WHAT IS REQUIRED:
Locate every line in the material below that has the word "icon". Copy each of those lines.

DATA SUPPLIED:
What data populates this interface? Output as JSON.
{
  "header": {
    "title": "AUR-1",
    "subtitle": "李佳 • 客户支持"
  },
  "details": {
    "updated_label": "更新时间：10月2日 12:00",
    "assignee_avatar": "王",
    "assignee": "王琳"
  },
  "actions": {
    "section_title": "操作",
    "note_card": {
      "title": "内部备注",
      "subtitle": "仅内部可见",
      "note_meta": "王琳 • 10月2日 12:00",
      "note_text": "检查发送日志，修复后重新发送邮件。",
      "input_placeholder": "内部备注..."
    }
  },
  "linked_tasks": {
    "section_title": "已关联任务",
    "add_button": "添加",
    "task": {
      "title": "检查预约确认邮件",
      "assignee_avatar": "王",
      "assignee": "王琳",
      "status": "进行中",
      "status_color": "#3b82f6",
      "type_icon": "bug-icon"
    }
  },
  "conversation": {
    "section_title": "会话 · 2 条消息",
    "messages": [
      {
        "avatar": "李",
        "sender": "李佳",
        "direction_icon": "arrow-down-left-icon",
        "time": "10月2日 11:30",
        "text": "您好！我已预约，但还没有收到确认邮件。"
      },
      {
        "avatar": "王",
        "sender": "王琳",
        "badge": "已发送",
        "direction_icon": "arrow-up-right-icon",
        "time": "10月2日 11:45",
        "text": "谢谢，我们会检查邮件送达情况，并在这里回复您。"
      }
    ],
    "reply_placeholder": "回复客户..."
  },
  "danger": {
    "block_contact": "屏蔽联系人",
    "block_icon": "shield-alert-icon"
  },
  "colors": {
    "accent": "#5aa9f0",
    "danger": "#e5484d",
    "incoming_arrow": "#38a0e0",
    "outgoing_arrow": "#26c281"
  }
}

TASK RESPONSE:
      "type_icon": "bug-icon"
        "direction_icon": "arrow-down-left-icon",
        "direction_icon": "arrow-up-right-icon",
    "block_icon": "shield-alert-icon"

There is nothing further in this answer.